* **Task goal**: Omit the pictures, then write out every entry exactly as it reads.

++++++++++++++++++++

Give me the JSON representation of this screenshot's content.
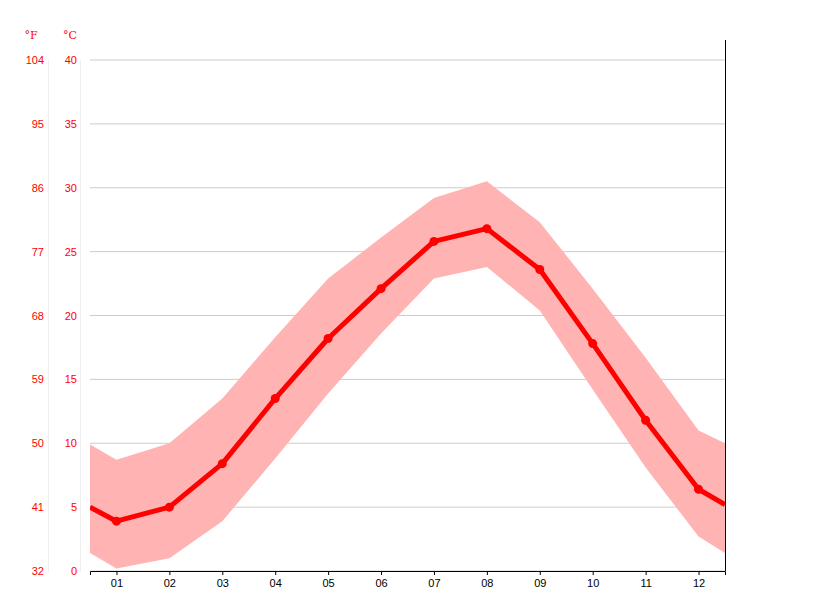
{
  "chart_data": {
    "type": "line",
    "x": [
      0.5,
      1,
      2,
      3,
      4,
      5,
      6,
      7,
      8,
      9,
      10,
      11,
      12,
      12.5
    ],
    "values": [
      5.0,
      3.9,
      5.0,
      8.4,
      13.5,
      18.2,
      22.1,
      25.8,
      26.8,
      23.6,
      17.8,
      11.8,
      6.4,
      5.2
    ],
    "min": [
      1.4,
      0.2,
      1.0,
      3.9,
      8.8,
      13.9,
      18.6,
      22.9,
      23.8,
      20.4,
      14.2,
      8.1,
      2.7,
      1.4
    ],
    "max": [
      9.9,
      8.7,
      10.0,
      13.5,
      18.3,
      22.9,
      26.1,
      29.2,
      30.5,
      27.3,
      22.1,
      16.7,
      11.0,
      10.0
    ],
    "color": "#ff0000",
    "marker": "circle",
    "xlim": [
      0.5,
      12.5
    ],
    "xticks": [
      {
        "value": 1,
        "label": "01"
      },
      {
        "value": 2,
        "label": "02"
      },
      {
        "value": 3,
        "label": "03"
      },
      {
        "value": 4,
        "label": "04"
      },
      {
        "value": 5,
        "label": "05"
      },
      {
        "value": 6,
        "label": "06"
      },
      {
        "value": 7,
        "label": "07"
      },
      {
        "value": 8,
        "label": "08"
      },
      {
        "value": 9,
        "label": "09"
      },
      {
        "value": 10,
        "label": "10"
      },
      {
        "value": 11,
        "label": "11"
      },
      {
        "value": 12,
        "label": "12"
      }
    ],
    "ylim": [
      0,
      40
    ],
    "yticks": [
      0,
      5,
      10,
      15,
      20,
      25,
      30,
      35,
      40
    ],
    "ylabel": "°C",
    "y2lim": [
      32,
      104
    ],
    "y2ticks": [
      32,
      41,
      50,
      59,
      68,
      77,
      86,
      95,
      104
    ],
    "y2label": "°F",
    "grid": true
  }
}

++++++++++++++++++++

* **Answer to this exercise**:
Give me the JSON representation of this screenshot's content.
{
  "chart_data": {
    "type": "line",
    "x": [
      0.5,
      1,
      2,
      3,
      4,
      5,
      6,
      7,
      8,
      9,
      10,
      11,
      12,
      12.5
    ],
    "values": [
      5.0,
      3.9,
      5.0,
      8.4,
      13.5,
      18.2,
      22.1,
      25.8,
      26.8,
      23.6,
      17.8,
      11.8,
      6.4,
      5.2
    ],
    "min": [
      1.4,
      0.2,
      1.0,
      3.9,
      8.8,
      13.9,
      18.6,
      22.9,
      23.8,
      20.4,
      14.2,
      8.1,
      2.7,
      1.4
    ],
    "max": [
      9.9,
      8.7,
      10.0,
      13.5,
      18.3,
      22.9,
      26.1,
      29.2,
      30.5,
      27.3,
      22.1,
      16.7,
      11.0,
      10.0
    ],
    "color": "#ff0000",
    "marker": "circle",
    "xlim": [
      0.5,
      12.5
    ],
    "xticks": [
      {
        "value": 1,
        "label": "01"
      },
      {
        "value": 2,
        "label": "02"
      },
      {
        "value": 3,
        "label": "03"
      },
      {
        "value": 4,
        "label": "04"
      },
      {
        "value": 5,
        "label": "05"
      },
      {
        "value": 6,
        "label": "06"
      },
      {
        "value": 7,
        "label": "07"
      },
      {
        "value": 8,
        "label": "08"
      },
      {
        "value": 9,
        "label": "09"
      },
      {
        "value": 10,
        "label": "10"
      },
      {
        "value": 11,
        "label": "11"
      },
      {
        "value": 12,
        "label": "12"
      }
    ],
    "ylim": [
      0,
      40
    ],
    "yticks": [
      0,
      5,
      10,
      15,
      20,
      25,
      30,
      35,
      40
    ],
    "ylabel": "°C",
    "y2lim": [
      32,
      104
    ],
    "y2ticks": [
      32,
      41,
      50,
      59,
      68,
      77,
      86,
      95,
      104
    ],
    "y2label": "°F",
    "grid": true
  }
}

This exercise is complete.